Short problem>
Repeat every entry word for word, skipping the pictures.

Stored data

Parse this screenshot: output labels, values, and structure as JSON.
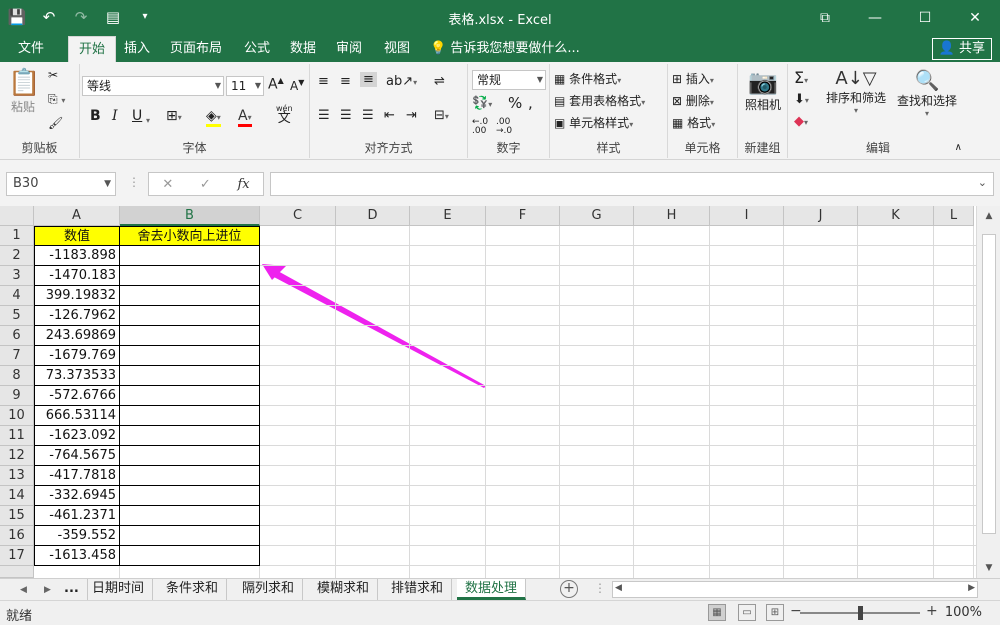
{
  "window": {
    "title": "表格.xlsx - Excel"
  },
  "menu": {
    "tabs": [
      "文件",
      "开始",
      "插入",
      "页面布局",
      "公式",
      "数据",
      "审阅",
      "视图"
    ],
    "active_tab": "开始",
    "tell_me": "告诉我您想要做什么...",
    "share": "共享"
  },
  "ribbon": {
    "clipboard": {
      "label": "剪贴板",
      "paste": "粘贴"
    },
    "font": {
      "label": "字体",
      "font_name": "等线",
      "font_size": "11",
      "bold": "B",
      "italic": "I",
      "underline": "U",
      "wen": "wén",
      "wen_char": "文"
    },
    "alignment": {
      "label": "对齐方式"
    },
    "number": {
      "label": "数字",
      "format": "常规"
    },
    "styles": {
      "label": "样式",
      "conditional": "条件格式",
      "table": "套用表格格式",
      "cell": "单元格样式"
    },
    "cells": {
      "label": "单元格",
      "insert": "插入",
      "delete": "删除",
      "format": "格式"
    },
    "camera": {
      "label": "新建组",
      "name": "照相机"
    },
    "editing": {
      "label": "编辑",
      "sort": "排序和筛选",
      "find": "查找和选择"
    }
  },
  "formula_bar": {
    "name_box": "B30",
    "fx": "fx",
    "value": ""
  },
  "grid": {
    "columns": [
      "A",
      "B",
      "C",
      "D",
      "E",
      "F",
      "G",
      "H",
      "I",
      "J",
      "K",
      "L"
    ],
    "selected_column": "B",
    "rows": [
      "1",
      "2",
      "3",
      "4",
      "5",
      "6",
      "7",
      "8",
      "9",
      "10",
      "11",
      "12",
      "13",
      "14",
      "15",
      "16",
      "17"
    ],
    "header_a": "数值",
    "header_b": "舍去小数向上进位",
    "values": [
      "-1183.898",
      "-1470.183",
      "399.19832",
      "-126.7962",
      "243.69869",
      "-1679.769",
      "73.373533",
      "-572.6766",
      "666.53114",
      "-1623.092",
      "-764.5675",
      "-417.7818",
      "-332.6945",
      "-461.2371",
      "-359.552",
      "-1613.458"
    ],
    "arrow_color": "#ee22ee",
    "header_fill": "#ffff00"
  },
  "sheets": {
    "ellipsis": "...",
    "tabs": [
      "日期时间",
      "条件求和",
      "隔列求和",
      "模糊求和",
      "排错求和",
      "数据处理"
    ],
    "active": "数据处理"
  },
  "status": {
    "text": "就绪",
    "zoom": "100%",
    "zoom_level": 100
  },
  "colors": {
    "accent": "#217346"
  }
}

Full answer>
Parse this screenshot: output labels, values, and structure as JSON.
{
  "window": {
    "title": "表格.xlsx - Excel"
  },
  "menu": {
    "tabs": [
      "文件",
      "开始",
      "插入",
      "页面布局",
      "公式",
      "数据",
      "审阅",
      "视图"
    ],
    "active_tab": "开始",
    "tell_me": "告诉我您想要做什么...",
    "share": "共享"
  },
  "ribbon": {
    "clipboard": {
      "label": "剪贴板",
      "paste": "粘贴"
    },
    "font": {
      "label": "字体",
      "font_name": "等线",
      "font_size": "11",
      "bold": "B",
      "italic": "I",
      "underline": "U",
      "wen": "wén",
      "wen_char": "文"
    },
    "alignment": {
      "label": "对齐方式"
    },
    "number": {
      "label": "数字",
      "format": "常规"
    },
    "styles": {
      "label": "样式",
      "conditional": "条件格式",
      "table": "套用表格格式",
      "cell": "单元格样式"
    },
    "cells": {
      "label": "单元格",
      "insert": "插入",
      "delete": "删除",
      "format": "格式"
    },
    "camera": {
      "label": "新建组",
      "name": "照相机"
    },
    "editing": {
      "label": "编辑",
      "sort": "排序和筛选",
      "find": "查找和选择"
    }
  },
  "formula_bar": {
    "name_box": "B30",
    "fx": "fx",
    "value": ""
  },
  "grid": {
    "columns": [
      "A",
      "B",
      "C",
      "D",
      "E",
      "F",
      "G",
      "H",
      "I",
      "J",
      "K",
      "L"
    ],
    "selected_column": "B",
    "rows": [
      "1",
      "2",
      "3",
      "4",
      "5",
      "6",
      "7",
      "8",
      "9",
      "10",
      "11",
      "12",
      "13",
      "14",
      "15",
      "16",
      "17"
    ],
    "header_a": "数值",
    "header_b": "舍去小数向上进位",
    "values": [
      "-1183.898",
      "-1470.183",
      "399.19832",
      "-126.7962",
      "243.69869",
      "-1679.769",
      "73.373533",
      "-572.6766",
      "666.53114",
      "-1623.092",
      "-764.5675",
      "-417.7818",
      "-332.6945",
      "-461.2371",
      "-359.552",
      "-1613.458"
    ],
    "arrow_color": "#ee22ee",
    "header_fill": "#ffff00"
  },
  "sheets": {
    "ellipsis": "...",
    "tabs": [
      "日期时间",
      "条件求和",
      "隔列求和",
      "模糊求和",
      "排错求和",
      "数据处理"
    ],
    "active": "数据处理"
  },
  "status": {
    "text": "就绪",
    "zoom": "100%",
    "zoom_level": 100
  },
  "colors": {
    "accent": "#217346"
  }
}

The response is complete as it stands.